Written exercise. Your job is to restate each entry word for word.

Listed entries.
# # # # # # #

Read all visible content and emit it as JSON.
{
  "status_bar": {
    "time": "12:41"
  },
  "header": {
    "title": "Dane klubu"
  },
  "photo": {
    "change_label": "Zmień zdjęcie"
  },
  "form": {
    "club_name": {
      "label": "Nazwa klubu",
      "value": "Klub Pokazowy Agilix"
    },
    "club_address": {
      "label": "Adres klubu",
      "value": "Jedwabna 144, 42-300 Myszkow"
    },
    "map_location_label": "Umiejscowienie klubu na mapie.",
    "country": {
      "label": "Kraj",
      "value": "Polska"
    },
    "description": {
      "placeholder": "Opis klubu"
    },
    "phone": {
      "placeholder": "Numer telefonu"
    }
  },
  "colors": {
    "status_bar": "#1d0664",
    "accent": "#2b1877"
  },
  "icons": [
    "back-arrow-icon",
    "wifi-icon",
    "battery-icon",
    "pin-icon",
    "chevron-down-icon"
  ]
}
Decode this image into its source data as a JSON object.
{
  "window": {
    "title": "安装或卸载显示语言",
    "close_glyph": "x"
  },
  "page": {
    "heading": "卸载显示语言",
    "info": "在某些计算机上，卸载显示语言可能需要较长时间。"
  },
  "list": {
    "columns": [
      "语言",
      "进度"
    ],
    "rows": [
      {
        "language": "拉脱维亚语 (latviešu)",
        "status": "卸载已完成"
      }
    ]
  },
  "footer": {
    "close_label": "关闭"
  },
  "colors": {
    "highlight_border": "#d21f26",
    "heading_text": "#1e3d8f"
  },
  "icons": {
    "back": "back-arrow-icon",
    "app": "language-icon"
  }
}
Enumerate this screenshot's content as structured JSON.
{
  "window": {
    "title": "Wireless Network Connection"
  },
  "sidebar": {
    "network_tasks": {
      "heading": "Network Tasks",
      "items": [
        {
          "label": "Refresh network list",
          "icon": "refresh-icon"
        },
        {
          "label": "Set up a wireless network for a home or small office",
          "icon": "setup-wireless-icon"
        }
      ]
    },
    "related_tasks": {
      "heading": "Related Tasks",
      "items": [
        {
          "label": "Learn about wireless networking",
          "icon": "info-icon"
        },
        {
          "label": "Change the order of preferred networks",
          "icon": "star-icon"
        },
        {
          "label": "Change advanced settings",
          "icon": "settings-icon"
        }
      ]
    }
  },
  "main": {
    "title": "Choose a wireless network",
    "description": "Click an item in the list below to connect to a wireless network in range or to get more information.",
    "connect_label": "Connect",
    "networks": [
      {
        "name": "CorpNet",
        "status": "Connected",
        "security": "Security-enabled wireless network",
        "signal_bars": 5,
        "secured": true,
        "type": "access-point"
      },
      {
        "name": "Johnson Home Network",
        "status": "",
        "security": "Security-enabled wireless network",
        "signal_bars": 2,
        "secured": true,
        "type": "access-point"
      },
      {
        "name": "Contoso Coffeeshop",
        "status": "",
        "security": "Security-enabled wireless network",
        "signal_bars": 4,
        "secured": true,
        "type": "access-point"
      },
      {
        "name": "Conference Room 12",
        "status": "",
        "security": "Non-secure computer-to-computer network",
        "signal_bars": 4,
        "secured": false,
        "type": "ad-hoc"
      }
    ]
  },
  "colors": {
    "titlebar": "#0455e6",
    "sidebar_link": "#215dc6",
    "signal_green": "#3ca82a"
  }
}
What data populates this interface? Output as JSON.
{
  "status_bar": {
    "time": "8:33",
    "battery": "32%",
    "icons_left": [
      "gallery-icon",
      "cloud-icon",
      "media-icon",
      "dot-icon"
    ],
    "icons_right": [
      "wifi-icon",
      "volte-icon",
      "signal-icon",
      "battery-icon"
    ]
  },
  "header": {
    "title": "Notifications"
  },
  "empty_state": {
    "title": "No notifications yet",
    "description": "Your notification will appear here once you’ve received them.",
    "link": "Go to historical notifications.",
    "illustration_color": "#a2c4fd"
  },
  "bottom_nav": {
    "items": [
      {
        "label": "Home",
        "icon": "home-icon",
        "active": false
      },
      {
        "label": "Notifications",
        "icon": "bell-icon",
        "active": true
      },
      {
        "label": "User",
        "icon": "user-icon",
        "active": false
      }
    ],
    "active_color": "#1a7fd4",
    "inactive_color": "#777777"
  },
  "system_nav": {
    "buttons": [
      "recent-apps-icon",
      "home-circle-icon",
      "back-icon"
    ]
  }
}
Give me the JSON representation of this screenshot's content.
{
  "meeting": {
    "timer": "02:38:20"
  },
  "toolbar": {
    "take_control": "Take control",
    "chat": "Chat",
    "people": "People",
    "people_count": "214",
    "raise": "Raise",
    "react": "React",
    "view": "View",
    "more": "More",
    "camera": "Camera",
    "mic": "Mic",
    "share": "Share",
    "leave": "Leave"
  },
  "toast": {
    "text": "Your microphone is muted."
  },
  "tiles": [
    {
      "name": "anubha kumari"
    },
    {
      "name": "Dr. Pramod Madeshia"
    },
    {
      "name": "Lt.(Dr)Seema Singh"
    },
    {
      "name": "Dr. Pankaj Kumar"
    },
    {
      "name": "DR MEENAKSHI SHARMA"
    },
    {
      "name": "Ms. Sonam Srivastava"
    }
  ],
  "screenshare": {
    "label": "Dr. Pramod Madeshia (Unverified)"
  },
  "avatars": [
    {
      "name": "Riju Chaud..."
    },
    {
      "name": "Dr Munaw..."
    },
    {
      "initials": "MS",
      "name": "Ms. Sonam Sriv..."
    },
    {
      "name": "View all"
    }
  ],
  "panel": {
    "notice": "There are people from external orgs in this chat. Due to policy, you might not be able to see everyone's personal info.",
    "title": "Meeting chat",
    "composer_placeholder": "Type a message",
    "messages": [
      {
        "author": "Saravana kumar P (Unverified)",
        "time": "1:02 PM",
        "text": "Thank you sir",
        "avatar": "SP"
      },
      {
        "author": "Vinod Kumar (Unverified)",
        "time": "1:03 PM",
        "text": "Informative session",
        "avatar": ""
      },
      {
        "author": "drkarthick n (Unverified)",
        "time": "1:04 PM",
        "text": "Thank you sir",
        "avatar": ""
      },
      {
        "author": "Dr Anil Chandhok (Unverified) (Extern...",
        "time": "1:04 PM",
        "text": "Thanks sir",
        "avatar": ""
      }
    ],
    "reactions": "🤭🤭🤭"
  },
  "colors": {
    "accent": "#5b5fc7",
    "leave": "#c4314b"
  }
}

# # # # # # #

Output for this exercise.
Read all visible content and emit it as JSON.
{
  "status_bar": {
    "time": "12:41"
  },
  "header": {
    "title": "Dane klubu"
  },
  "photo": {
    "change_label": "Zmień zdjęcie"
  },
  "form": {
    "club_name": {
      "label": "Nazwa klubu",
      "value": "Klub Pokazowy Agilix"
    },
    "club_address": {
      "label": "Adres klubu",
      "value": "Jedwabna 144, 42-300 Myszkow"
    },
    "map_location_label": "Umiejscowienie klubu na mapie.",
    "country": {
      "label": "Kraj",
      "value": "Polska"
    },
    "description": {
      "placeholder": "Opis klubu"
    },
    "phone": {
      "placeholder": "Numer telefonu"
    }
  },
  "colors": {
    "status_bar": "#1d0664",
    "accent": "#2b1877"
  },
  "icons": [
    "back-arrow-icon",
    "wifi-icon",
    "battery-icon",
    "pin-icon",
    "chevron-down-icon"
  ]
}
Decode this image into its source data as a JSON object.
{
  "window": {
    "title": "安装或卸载显示语言",
    "close_glyph": "x"
  },
  "page": {
    "heading": "卸载显示语言",
    "info": "在某些计算机上，卸载显示语言可能需要较长时间。"
  },
  "list": {
    "columns": [
      "语言",
      "进度"
    ],
    "rows": [
      {
        "language": "拉脱维亚语 (latviešu)",
        "status": "卸载已完成"
      }
    ]
  },
  "footer": {
    "close_label": "关闭"
  },
  "colors": {
    "highlight_border": "#d21f26",
    "heading_text": "#1e3d8f"
  },
  "icons": {
    "back": "back-arrow-icon",
    "app": "language-icon"
  }
}
Enumerate this screenshot's content as structured JSON.
{
  "window": {
    "title": "Wireless Network Connection"
  },
  "sidebar": {
    "network_tasks": {
      "heading": "Network Tasks",
      "items": [
        {
          "label": "Refresh network list",
          "icon": "refresh-icon"
        },
        {
          "label": "Set up a wireless network for a home or small office",
          "icon": "setup-wireless-icon"
        }
      ]
    },
    "related_tasks": {
      "heading": "Related Tasks",
      "items": [
        {
          "label": "Learn about wireless networking",
          "icon": "info-icon"
        },
        {
          "label": "Change the order of preferred networks",
          "icon": "star-icon"
        },
        {
          "label": "Change advanced settings",
          "icon": "settings-icon"
        }
      ]
    }
  },
  "main": {
    "title": "Choose a wireless network",
    "description": "Click an item in the list below to connect to a wireless network in range or to get more information.",
    "connect_label": "Connect",
    "networks": [
      {
        "name": "CorpNet",
        "status": "Connected",
        "security": "Security-enabled wireless network",
        "signal_bars": 5,
        "secured": true,
        "type": "access-point"
      },
      {
        "name": "Johnson Home Network",
        "status": "",
        "security": "Security-enabled wireless network",
        "signal_bars": 2,
        "secured": true,
        "type": "access-point"
      },
      {
        "name": "Contoso Coffeeshop",
        "status": "",
        "security": "Security-enabled wireless network",
        "signal_bars": 4,
        "secured": true,
        "type": "access-point"
      },
      {
        "name": "Conference Room 12",
        "status": "",
        "security": "Non-secure computer-to-computer network",
        "signal_bars": 4,
        "secured": false,
        "type": "ad-hoc"
      }
    ]
  },
  "colors": {
    "titlebar": "#0455e6",
    "sidebar_link": "#215dc6",
    "signal_green": "#3ca82a"
  }
}
What data populates this interface? Output as JSON.
{
  "status_bar": {
    "time": "8:33",
    "battery": "32%",
    "icons_left": [
      "gallery-icon",
      "cloud-icon",
      "media-icon",
      "dot-icon"
    ],
    "icons_right": [
      "wifi-icon",
      "volte-icon",
      "signal-icon",
      "battery-icon"
    ]
  },
  "header": {
    "title": "Notifications"
  },
  "empty_state": {
    "title": "No notifications yet",
    "description": "Your notification will appear here once you’ve received them.",
    "link": "Go to historical notifications.",
    "illustration_color": "#a2c4fd"
  },
  "bottom_nav": {
    "items": [
      {
        "label": "Home",
        "icon": "home-icon",
        "active": false
      },
      {
        "label": "Notifications",
        "icon": "bell-icon",
        "active": true
      },
      {
        "label": "User",
        "icon": "user-icon",
        "active": false
      }
    ],
    "active_color": "#1a7fd4",
    "inactive_color": "#777777"
  },
  "system_nav": {
    "buttons": [
      "recent-apps-icon",
      "home-circle-icon",
      "back-icon"
    ]
  }
}
Give me the JSON representation of this screenshot's content.
{
  "meeting": {
    "timer": "02:38:20"
  },
  "toolbar": {
    "take_control": "Take control",
    "chat": "Chat",
    "people": "People",
    "people_count": "214",
    "raise": "Raise",
    "react": "React",
    "view": "View",
    "more": "More",
    "camera": "Camera",
    "mic": "Mic",
    "share": "Share",
    "leave": "Leave"
  },
  "toast": {
    "text": "Your microphone is muted."
  },
  "tiles": [
    {
      "name": "anubha kumari"
    },
    {
      "name": "Dr. Pramod Madeshia"
    },
    {
      "name": "Lt.(Dr)Seema Singh"
    },
    {
      "name": "Dr. Pankaj Kumar"
    },
    {
      "name": "DR MEENAKSHI SHARMA"
    },
    {
      "name": "Ms. Sonam Srivastava"
    }
  ],
  "screenshare": {
    "label": "Dr. Pramod Madeshia (Unverified)"
  },
  "avatars": [
    {
      "name": "Riju Chaud..."
    },
    {
      "name": "Dr Munaw..."
    },
    {
      "initials": "MS",
      "name": "Ms. Sonam Sriv..."
    },
    {
      "name": "View all"
    }
  ],
  "panel": {
    "notice": "There are people from external orgs in this chat. Due to policy, you might not be able to see everyone's personal info.",
    "title": "Meeting chat",
    "composer_placeholder": "Type a message",
    "messages": [
      {
        "author": "Saravana kumar P (Unverified)",
        "time": "1:02 PM",
        "text": "Thank you sir",
        "avatar": "SP"
      },
      {
        "author": "Vinod Kumar (Unverified)",
        "time": "1:03 PM",
        "text": "Informative session",
        "avatar": ""
      },
      {
        "author": "drkarthick n (Unverified)",
        "time": "1:04 PM",
        "text": "Thank you sir",
        "avatar": ""
      },
      {
        "author": "Dr Anil Chandhok (Unverified) (Extern...",
        "time": "1:04 PM",
        "text": "Thanks sir",
        "avatar": ""
      }
    ],
    "reactions": "🤭🤭🤭"
  },
  "colors": {
    "accent": "#5b5fc7",
    "leave": "#c4314b"
  }
}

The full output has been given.